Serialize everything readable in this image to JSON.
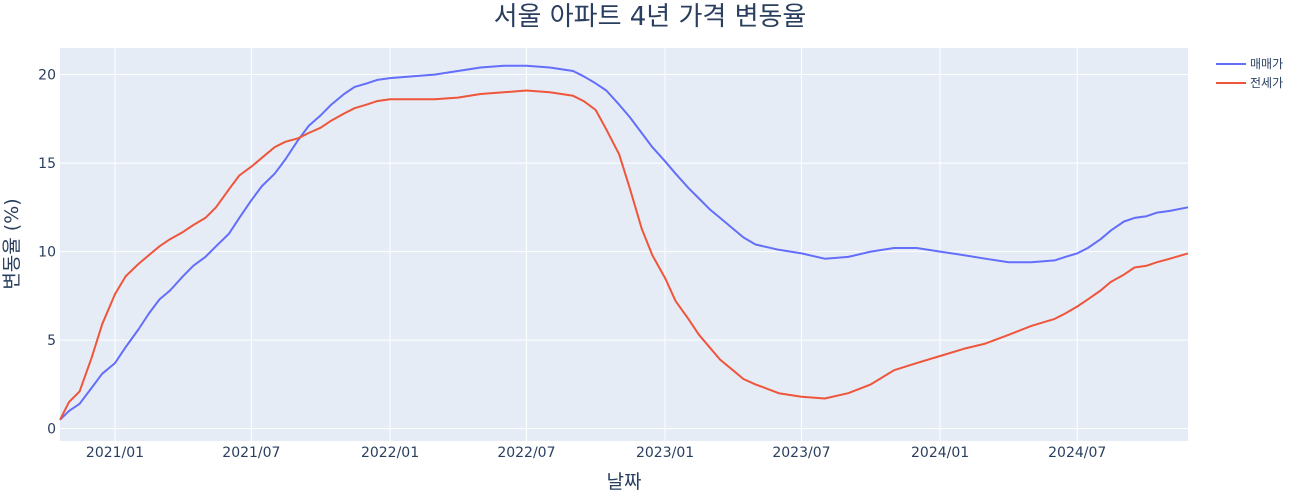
{
  "chart_data": {
    "type": "line",
    "title": "서울 아파트 4년 가격 변동율",
    "xlabel": "날짜",
    "ylabel": "변동율 (%)",
    "x_ticks": [
      "2021/01",
      "2021/07",
      "2022/01",
      "2022/07",
      "2023/01",
      "2023/07",
      "2024/01",
      "2024/07"
    ],
    "y_ticks": [
      0,
      5,
      10,
      15,
      20
    ],
    "xlim": [
      "2020/10/20",
      "2024/11/25"
    ],
    "ylim": [
      -0.7,
      21.5
    ],
    "grid": true,
    "legend_position": "top-right",
    "colors": {
      "plot_bg": "#e5ecf6",
      "grid": "#ffffff",
      "text": "#2a3f5f"
    },
    "series": [
      {
        "name": "매매가",
        "color": "#636efa",
        "x": [
          "2020/10/20",
          "2020/11/01",
          "2020/11/15",
          "2020/12/01",
          "2020/12/15",
          "2021/01/01",
          "2021/01/15",
          "2021/02/01",
          "2021/02/15",
          "2021/03/01",
          "2021/03/15",
          "2021/04/01",
          "2021/04/15",
          "2021/05/01",
          "2021/05/15",
          "2021/06/01",
          "2021/06/15",
          "2021/07/01",
          "2021/07/15",
          "2021/08/01",
          "2021/08/15",
          "2021/09/01",
          "2021/09/15",
          "2021/10/01",
          "2021/10/15",
          "2021/11/01",
          "2021/11/15",
          "2021/12/01",
          "2021/12/15",
          "2022/01/01",
          "2022/02/01",
          "2022/03/01",
          "2022/04/01",
          "2022/05/01",
          "2022/06/01",
          "2022/07/01",
          "2022/08/01",
          "2022/09/01",
          "2022/09/15",
          "2022/10/01",
          "2022/10/15",
          "2022/11/01",
          "2022/11/15",
          "2022/12/01",
          "2022/12/15",
          "2023/01/01",
          "2023/01/15",
          "2023/02/01",
          "2023/02/15",
          "2023/03/01",
          "2023/03/15",
          "2023/04/01",
          "2023/04/15",
          "2023/05/01",
          "2023/06/01",
          "2023/07/01",
          "2023/08/01",
          "2023/09/01",
          "2023/10/01",
          "2023/11/01",
          "2023/12/01",
          "2024/01/01",
          "2024/02/01",
          "2024/03/01",
          "2024/04/01",
          "2024/05/01",
          "2024/06/01",
          "2024/06/15",
          "2024/07/01",
          "2024/07/15",
          "2024/08/01",
          "2024/08/15",
          "2024/09/01",
          "2024/09/15",
          "2024/10/01",
          "2024/10/15",
          "2024/11/01",
          "2024/11/25"
        ],
        "y": [
          0.5,
          1.0,
          1.4,
          2.3,
          3.1,
          3.7,
          4.6,
          5.6,
          6.5,
          7.3,
          7.8,
          8.6,
          9.2,
          9.7,
          10.3,
          11.0,
          11.9,
          12.9,
          13.7,
          14.4,
          15.2,
          16.3,
          17.1,
          17.7,
          18.3,
          18.9,
          19.3,
          19.5,
          19.7,
          19.8,
          19.9,
          20.0,
          20.2,
          20.4,
          20.5,
          20.5,
          20.4,
          20.2,
          19.9,
          19.5,
          19.1,
          18.3,
          17.6,
          16.7,
          15.9,
          15.1,
          14.4,
          13.6,
          13.0,
          12.4,
          11.9,
          11.3,
          10.8,
          10.4,
          10.1,
          9.9,
          9.6,
          9.7,
          10.0,
          10.2,
          10.2,
          10.0,
          9.8,
          9.6,
          9.4,
          9.4,
          9.5,
          9.7,
          9.9,
          10.2,
          10.7,
          11.2,
          11.7,
          11.9,
          12.0,
          12.2,
          12.3,
          12.5
        ]
      },
      {
        "name": "전세가",
        "color": "#ef553b",
        "x": [
          "2020/10/20",
          "2020/11/01",
          "2020/11/15",
          "2020/12/01",
          "2020/12/15",
          "2021/01/01",
          "2021/01/15",
          "2021/02/01",
          "2021/02/15",
          "2021/03/01",
          "2021/03/15",
          "2021/04/01",
          "2021/04/15",
          "2021/05/01",
          "2021/05/15",
          "2021/06/01",
          "2021/06/15",
          "2021/07/01",
          "2021/07/15",
          "2021/08/01",
          "2021/08/15",
          "2021/09/01",
          "2021/09/15",
          "2021/10/01",
          "2021/10/15",
          "2021/11/01",
          "2021/11/15",
          "2021/12/01",
          "2021/12/15",
          "2022/01/01",
          "2022/02/01",
          "2022/03/01",
          "2022/04/01",
          "2022/05/01",
          "2022/06/01",
          "2022/07/01",
          "2022/08/01",
          "2022/09/01",
          "2022/09/15",
          "2022/10/01",
          "2022/10/15",
          "2022/11/01",
          "2022/11/15",
          "2022/12/01",
          "2022/12/15",
          "2023/01/01",
          "2023/01/15",
          "2023/02/01",
          "2023/02/15",
          "2023/03/01",
          "2023/03/15",
          "2023/04/01",
          "2023/04/15",
          "2023/05/01",
          "2023/06/01",
          "2023/07/01",
          "2023/08/01",
          "2023/09/01",
          "2023/10/01",
          "2023/11/01",
          "2023/12/01",
          "2024/01/01",
          "2024/02/01",
          "2024/03/01",
          "2024/04/01",
          "2024/05/01",
          "2024/06/01",
          "2024/06/15",
          "2024/07/01",
          "2024/07/15",
          "2024/08/01",
          "2024/08/15",
          "2024/09/01",
          "2024/09/15",
          "2024/10/01",
          "2024/10/15",
          "2024/11/01",
          "2024/11/25"
        ],
        "y": [
          0.5,
          1.5,
          2.1,
          4.0,
          5.9,
          7.6,
          8.6,
          9.3,
          9.8,
          10.3,
          10.7,
          11.1,
          11.5,
          11.9,
          12.5,
          13.5,
          14.3,
          14.8,
          15.3,
          15.9,
          16.2,
          16.4,
          16.7,
          17.0,
          17.4,
          17.8,
          18.1,
          18.3,
          18.5,
          18.6,
          18.6,
          18.6,
          18.7,
          18.9,
          19.0,
          19.1,
          19.0,
          18.8,
          18.5,
          18.0,
          16.9,
          15.5,
          13.6,
          11.3,
          9.8,
          8.5,
          7.2,
          6.2,
          5.3,
          4.6,
          3.9,
          3.3,
          2.8,
          2.5,
          2.0,
          1.8,
          1.7,
          2.0,
          2.5,
          3.3,
          3.7,
          4.1,
          4.5,
          4.8,
          5.3,
          5.8,
          6.2,
          6.5,
          6.9,
          7.3,
          7.8,
          8.3,
          8.7,
          9.1,
          9.2,
          9.4,
          9.6,
          9.9
        ]
      }
    ]
  }
}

• **Task directions**:
Print all entries exactly. The images do not belong in the copy.

• **Exercise response**:
Serialize everything readable in this image to JSON.
{
  "chart_data": {
    "type": "line",
    "title": "서울 아파트 4년 가격 변동율",
    "xlabel": "날짜",
    "ylabel": "변동율 (%)",
    "x_ticks": [
      "2021/01",
      "2021/07",
      "2022/01",
      "2022/07",
      "2023/01",
      "2023/07",
      "2024/01",
      "2024/07"
    ],
    "y_ticks": [
      0,
      5,
      10,
      15,
      20
    ],
    "xlim": [
      "2020/10/20",
      "2024/11/25"
    ],
    "ylim": [
      -0.7,
      21.5
    ],
    "grid": true,
    "legend_position": "top-right",
    "colors": {
      "plot_bg": "#e5ecf6",
      "grid": "#ffffff",
      "text": "#2a3f5f"
    },
    "series": [
      {
        "name": "매매가",
        "color": "#636efa",
        "x": [
          "2020/10/20",
          "2020/11/01",
          "2020/11/15",
          "2020/12/01",
          "2020/12/15",
          "2021/01/01",
          "2021/01/15",
          "2021/02/01",
          "2021/02/15",
          "2021/03/01",
          "2021/03/15",
          "2021/04/01",
          "2021/04/15",
          "2021/05/01",
          "2021/05/15",
          "2021/06/01",
          "2021/06/15",
          "2021/07/01",
          "2021/07/15",
          "2021/08/01",
          "2021/08/15",
          "2021/09/01",
          "2021/09/15",
          "2021/10/01",
          "2021/10/15",
          "2021/11/01",
          "2021/11/15",
          "2021/12/01",
          "2021/12/15",
          "2022/01/01",
          "2022/02/01",
          "2022/03/01",
          "2022/04/01",
          "2022/05/01",
          "2022/06/01",
          "2022/07/01",
          "2022/08/01",
          "2022/09/01",
          "2022/09/15",
          "2022/10/01",
          "2022/10/15",
          "2022/11/01",
          "2022/11/15",
          "2022/12/01",
          "2022/12/15",
          "2023/01/01",
          "2023/01/15",
          "2023/02/01",
          "2023/02/15",
          "2023/03/01",
          "2023/03/15",
          "2023/04/01",
          "2023/04/15",
          "2023/05/01",
          "2023/06/01",
          "2023/07/01",
          "2023/08/01",
          "2023/09/01",
          "2023/10/01",
          "2023/11/01",
          "2023/12/01",
          "2024/01/01",
          "2024/02/01",
          "2024/03/01",
          "2024/04/01",
          "2024/05/01",
          "2024/06/01",
          "2024/06/15",
          "2024/07/01",
          "2024/07/15",
          "2024/08/01",
          "2024/08/15",
          "2024/09/01",
          "2024/09/15",
          "2024/10/01",
          "2024/10/15",
          "2024/11/01",
          "2024/11/25"
        ],
        "y": [
          0.5,
          1.0,
          1.4,
          2.3,
          3.1,
          3.7,
          4.6,
          5.6,
          6.5,
          7.3,
          7.8,
          8.6,
          9.2,
          9.7,
          10.3,
          11.0,
          11.9,
          12.9,
          13.7,
          14.4,
          15.2,
          16.3,
          17.1,
          17.7,
          18.3,
          18.9,
          19.3,
          19.5,
          19.7,
          19.8,
          19.9,
          20.0,
          20.2,
          20.4,
          20.5,
          20.5,
          20.4,
          20.2,
          19.9,
          19.5,
          19.1,
          18.3,
          17.6,
          16.7,
          15.9,
          15.1,
          14.4,
          13.6,
          13.0,
          12.4,
          11.9,
          11.3,
          10.8,
          10.4,
          10.1,
          9.9,
          9.6,
          9.7,
          10.0,
          10.2,
          10.2,
          10.0,
          9.8,
          9.6,
          9.4,
          9.4,
          9.5,
          9.7,
          9.9,
          10.2,
          10.7,
          11.2,
          11.7,
          11.9,
          12.0,
          12.2,
          12.3,
          12.5
        ]
      },
      {
        "name": "전세가",
        "color": "#ef553b",
        "x": [
          "2020/10/20",
          "2020/11/01",
          "2020/11/15",
          "2020/12/01",
          "2020/12/15",
          "2021/01/01",
          "2021/01/15",
          "2021/02/01",
          "2021/02/15",
          "2021/03/01",
          "2021/03/15",
          "2021/04/01",
          "2021/04/15",
          "2021/05/01",
          "2021/05/15",
          "2021/06/01",
          "2021/06/15",
          "2021/07/01",
          "2021/07/15",
          "2021/08/01",
          "2021/08/15",
          "2021/09/01",
          "2021/09/15",
          "2021/10/01",
          "2021/10/15",
          "2021/11/01",
          "2021/11/15",
          "2021/12/01",
          "2021/12/15",
          "2022/01/01",
          "2022/02/01",
          "2022/03/01",
          "2022/04/01",
          "2022/05/01",
          "2022/06/01",
          "2022/07/01",
          "2022/08/01",
          "2022/09/01",
          "2022/09/15",
          "2022/10/01",
          "2022/10/15",
          "2022/11/01",
          "2022/11/15",
          "2022/12/01",
          "2022/12/15",
          "2023/01/01",
          "2023/01/15",
          "2023/02/01",
          "2023/02/15",
          "2023/03/01",
          "2023/03/15",
          "2023/04/01",
          "2023/04/15",
          "2023/05/01",
          "2023/06/01",
          "2023/07/01",
          "2023/08/01",
          "2023/09/01",
          "2023/10/01",
          "2023/11/01",
          "2023/12/01",
          "2024/01/01",
          "2024/02/01",
          "2024/03/01",
          "2024/04/01",
          "2024/05/01",
          "2024/06/01",
          "2024/06/15",
          "2024/07/01",
          "2024/07/15",
          "2024/08/01",
          "2024/08/15",
          "2024/09/01",
          "2024/09/15",
          "2024/10/01",
          "2024/10/15",
          "2024/11/01",
          "2024/11/25"
        ],
        "y": [
          0.5,
          1.5,
          2.1,
          4.0,
          5.9,
          7.6,
          8.6,
          9.3,
          9.8,
          10.3,
          10.7,
          11.1,
          11.5,
          11.9,
          12.5,
          13.5,
          14.3,
          14.8,
          15.3,
          15.9,
          16.2,
          16.4,
          16.7,
          17.0,
          17.4,
          17.8,
          18.1,
          18.3,
          18.5,
          18.6,
          18.6,
          18.6,
          18.7,
          18.9,
          19.0,
          19.1,
          19.0,
          18.8,
          18.5,
          18.0,
          16.9,
          15.5,
          13.6,
          11.3,
          9.8,
          8.5,
          7.2,
          6.2,
          5.3,
          4.6,
          3.9,
          3.3,
          2.8,
          2.5,
          2.0,
          1.8,
          1.7,
          2.0,
          2.5,
          3.3,
          3.7,
          4.1,
          4.5,
          4.8,
          5.3,
          5.8,
          6.2,
          6.5,
          6.9,
          7.3,
          7.8,
          8.3,
          8.7,
          9.1,
          9.2,
          9.4,
          9.6,
          9.9
        ]
      }
    ]
  }
}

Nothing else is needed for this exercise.